▶ _Requirements_: From the listing below, extract each line containing the string "Michal".

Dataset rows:
══════════════════════════════

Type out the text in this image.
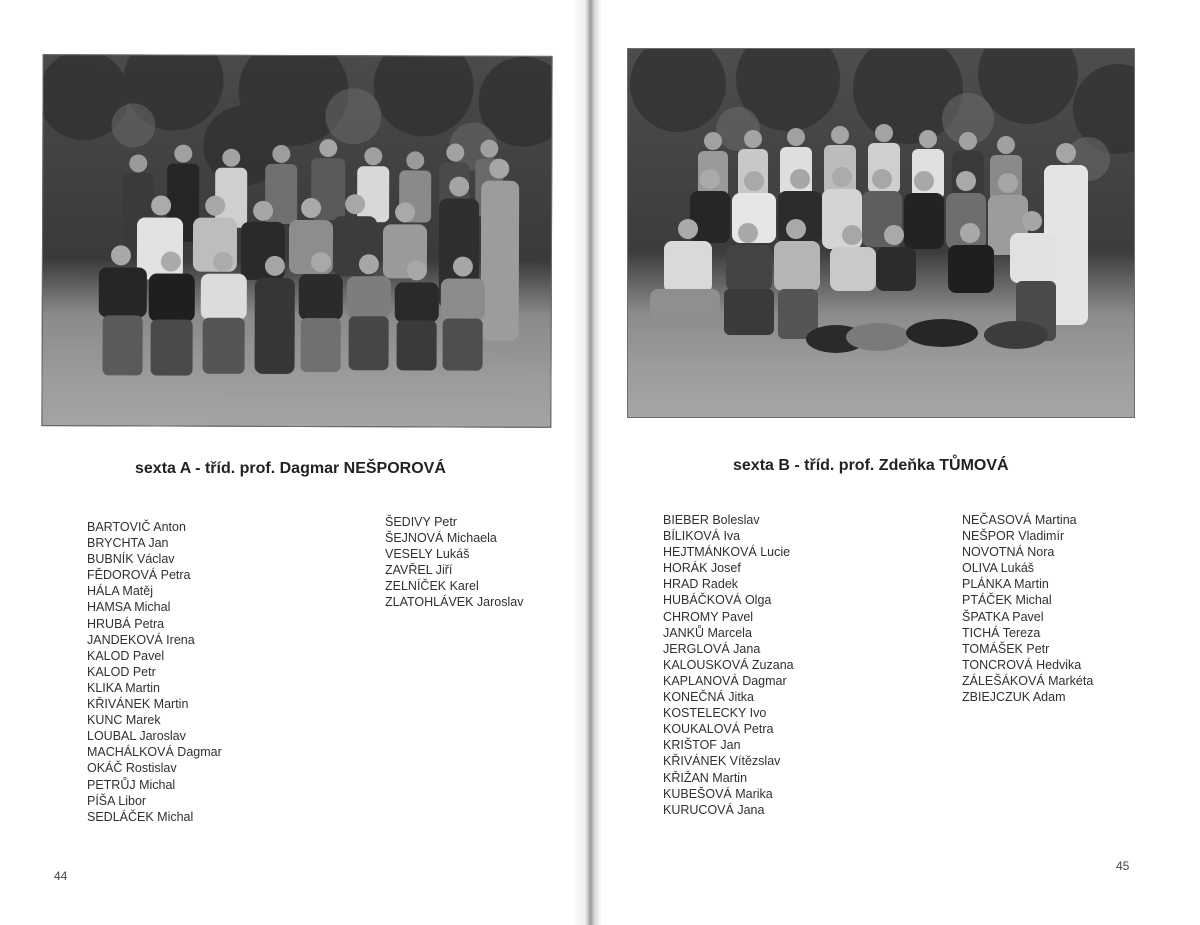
sexta A - tříd. prof. Dagmar NEŠPOROVÁ
BARTOVIČ Anton
BRYCHTA Jan
BUBNÍK Václav
FĚDOROVÁ Petra
HÁLA Matěj
HAMSA Michal
HRUBÁ Petra
JANDEKOVÁ Irena
KALOD Pavel
KALOD Petr
KLIKA Martin
KŘIVÁNEK Martin
KUNC Marek
LOUBAL Jaroslav
MACHÁLKOVÁ Dagmar
OKÁČ Rostislav
PETRŮJ Michal
PÍŠA Libor
SEDLÁČEK Michal
ŠEDIVY Petr
ŠEJNOVÁ Michaela
VESELY Lukáš
ZAVŘEL Jiří
ZELNÍČEK Karel
ZLATOHLÁVEK Jaroslav
44
sexta B - tříd. prof. Zdeňka TŮMOVÁ
BIEBER Boleslav
BÍLIKOVÁ Iva
HEJTMÁNKOVÁ Lucie
HORÁK Josef
HRAD Radek
HUBÁČKOVÁ Olga
CHROMY Pavel
JANKŮ Marcela
JERGLOVÁ Jana
KALOUSKOVÁ Zuzana
KAPLANOVÁ Dagmar
KONEČNÁ Jitka
KOSTELECKY Ivo
KOUKALOVÁ Petra
KRIŠTOF Jan
KŘIVÁNEK Vítězslav
KŘIŽAN Martin
KUBEŠOVÁ Marika
KURUCOVÁ Jana
NEČASOVÁ Martina
NEŠPOR Vladimír
NOVOTNÁ Nora
OLIVA Lukáš
PLÁNKA Martin
PTÁČEK Michal
ŠPATKA Pavel
TICHÁ Tereza
TOMÁŠEK Petr
TONCROVÁ Hedvika
ZÁLEŠÁKOVÁ Markéta
ZBIEJCZUK Adam
45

══════════════════════════════

▶ _Answer for this exercise_:
HAMSA Michal
PETRŮJ Michal
SEDLÁČEK Michal
PTÁČEK Michal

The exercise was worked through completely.